Supplied records:
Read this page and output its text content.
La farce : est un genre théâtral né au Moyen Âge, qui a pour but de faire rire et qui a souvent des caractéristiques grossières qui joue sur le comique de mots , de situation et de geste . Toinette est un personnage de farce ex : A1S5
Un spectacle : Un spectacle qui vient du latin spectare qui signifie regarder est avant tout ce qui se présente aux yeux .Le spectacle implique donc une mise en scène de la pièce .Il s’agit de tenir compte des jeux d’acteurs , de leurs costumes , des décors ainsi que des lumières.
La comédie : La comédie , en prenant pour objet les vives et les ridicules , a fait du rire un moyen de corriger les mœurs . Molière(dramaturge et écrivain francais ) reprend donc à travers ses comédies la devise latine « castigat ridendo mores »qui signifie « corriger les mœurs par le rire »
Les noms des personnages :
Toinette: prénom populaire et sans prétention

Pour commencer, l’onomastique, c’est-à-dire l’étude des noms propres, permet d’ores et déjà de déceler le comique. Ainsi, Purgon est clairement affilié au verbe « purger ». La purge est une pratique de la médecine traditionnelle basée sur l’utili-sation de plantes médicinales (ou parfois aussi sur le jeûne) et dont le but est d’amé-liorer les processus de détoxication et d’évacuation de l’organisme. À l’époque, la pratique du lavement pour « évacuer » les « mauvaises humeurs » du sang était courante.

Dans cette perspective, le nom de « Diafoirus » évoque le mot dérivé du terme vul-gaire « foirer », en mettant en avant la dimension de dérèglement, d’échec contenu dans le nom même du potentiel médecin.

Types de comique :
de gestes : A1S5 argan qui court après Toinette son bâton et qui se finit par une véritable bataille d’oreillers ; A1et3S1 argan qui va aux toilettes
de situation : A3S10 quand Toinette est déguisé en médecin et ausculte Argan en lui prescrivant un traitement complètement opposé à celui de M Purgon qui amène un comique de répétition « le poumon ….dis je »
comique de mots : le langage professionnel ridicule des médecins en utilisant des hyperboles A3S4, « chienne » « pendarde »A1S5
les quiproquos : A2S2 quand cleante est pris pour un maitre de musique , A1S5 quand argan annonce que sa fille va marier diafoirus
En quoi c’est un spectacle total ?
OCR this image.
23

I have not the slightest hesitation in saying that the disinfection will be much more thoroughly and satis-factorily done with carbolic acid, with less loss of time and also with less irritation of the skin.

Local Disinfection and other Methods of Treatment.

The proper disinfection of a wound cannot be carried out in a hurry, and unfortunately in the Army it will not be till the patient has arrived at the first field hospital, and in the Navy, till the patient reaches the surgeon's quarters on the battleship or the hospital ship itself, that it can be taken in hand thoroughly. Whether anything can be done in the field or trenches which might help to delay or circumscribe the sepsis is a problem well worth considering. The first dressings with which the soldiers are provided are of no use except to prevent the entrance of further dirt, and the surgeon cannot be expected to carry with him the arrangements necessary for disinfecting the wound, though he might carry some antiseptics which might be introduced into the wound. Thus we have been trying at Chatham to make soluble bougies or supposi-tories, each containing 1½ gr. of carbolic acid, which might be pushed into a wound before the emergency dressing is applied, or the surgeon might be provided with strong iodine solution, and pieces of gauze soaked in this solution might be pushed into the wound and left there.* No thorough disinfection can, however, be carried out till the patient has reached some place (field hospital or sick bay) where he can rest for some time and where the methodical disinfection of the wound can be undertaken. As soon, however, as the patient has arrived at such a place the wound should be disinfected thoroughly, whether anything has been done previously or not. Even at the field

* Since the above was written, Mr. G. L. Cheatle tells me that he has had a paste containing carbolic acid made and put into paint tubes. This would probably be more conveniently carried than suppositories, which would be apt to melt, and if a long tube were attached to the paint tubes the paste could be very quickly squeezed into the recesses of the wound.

Problem: Write out the full listing exactly as given.

Output for this exercise:
Read this page and output its text content.
La farce : est un genre théâtral né au Moyen Âge, qui a pour but de faire rire et qui a souvent des caractéristiques grossières qui joue sur le comique de mots , de situation et de geste . Toinette est un personnage de farce ex : A1S5
Un spectacle : Un spectacle qui vient du latin spectare qui signifie regarder est avant tout ce qui se présente aux yeux .Le spectacle implique donc une mise en scène de la pièce .Il s’agit de tenir compte des jeux d’acteurs , de leurs costumes , des décors ainsi que des lumières.
La comédie : La comédie , en prenant pour objet les vives et les ridicules , a fait du rire un moyen de corriger les mœurs . Molière(dramaturge et écrivain francais ) reprend donc à travers ses comédies la devise latine « castigat ridendo mores »qui signifie « corriger les mœurs par le rire »
Les noms des personnages :
Toinette: prénom populaire et sans prétention

Pour commencer, l’onomastique, c’est-à-dire l’étude des noms propres, permet d’ores et déjà de déceler le comique. Ainsi, Purgon est clairement affilié au verbe « purger ». La purge est une pratique de la médecine traditionnelle basée sur l’utili-sation de plantes médicinales (ou parfois aussi sur le jeûne) et dont le but est d’amé-liorer les processus de détoxication et d’évacuation de l’organisme. À l’époque, la pratique du lavement pour « évacuer » les « mauvaises humeurs » du sang était courante.

Dans cette perspective, le nom de « Diafoirus » évoque le mot dérivé du terme vul-gaire « foirer », en mettant en avant la dimension de dérèglement, d’échec contenu dans le nom même du potentiel médecin.

Types de comique :
de gestes : A1S5 argan qui court après Toinette son bâton et qui se finit par une véritable bataille d’oreillers ; A1et3S1 argan qui va aux toilettes
de situation : A3S10 quand Toinette est déguisé en médecin et ausculte Argan en lui prescrivant un traitement complètement opposé à celui de M Purgon qui amène un comique de répétition « le poumon ….dis je »
comique de mots : le langage professionnel ridicule des médecins en utilisant des hyperboles A3S4, « chienne » « pendarde »A1S5
les quiproquos : A2S2 quand cleante est pris pour un maitre de musique , A1S5 quand argan annonce que sa fille va marier diafoirus
En quoi c’est un spectacle total ?
OCR this image.
23

I have not the slightest hesitation in saying that the disinfection will be much more thoroughly and satis-factorily done with carbolic acid, with less loss of time and also with less irritation of the skin.

Local Disinfection and other Methods of Treatment.

The proper disinfection of a wound cannot be carried out in a hurry, and unfortunately in the Army it will not be till the patient has arrived at the first field hospital, and in the Navy, till the patient reaches the surgeon's quarters on the battleship or the hospital ship itself, that it can be taken in hand thoroughly. Whether anything can be done in the field or trenches which might help to delay or circumscribe the sepsis is a problem well worth considering. The first dressings with which the soldiers are provided are of no use except to prevent the entrance of further dirt, and the surgeon cannot be expected to carry with him the arrangements necessary for disinfecting the wound, though he might carry some antiseptics which might be introduced into the wound. Thus we have been trying at Chatham to make soluble bougies or supposi-tories, each containing 1½ gr. of carbolic acid, which might be pushed into a wound before the emergency dressing is applied, or the surgeon might be provided with strong iodine solution, and pieces of gauze soaked in this solution might be pushed into the wound and left there.* No thorough disinfection can, however, be carried out till the patient has reached some place (field hospital or sick bay) where he can rest for some time and where the methodical disinfection of the wound can be undertaken. As soon, however, as the patient has arrived at such a place the wound should be disinfected thoroughly, whether anything has been done previously or not. Even at the field

* Since the above was written, Mr. G. L. Cheatle tells me that he has had a paste containing carbolic acid made and put into paint tubes. This would probably be more conveniently carried than suppositories, which would be apt to melt, and if a long tube were attached to the paint tubes the paste could be very quickly squeezed into the recesses of the wound.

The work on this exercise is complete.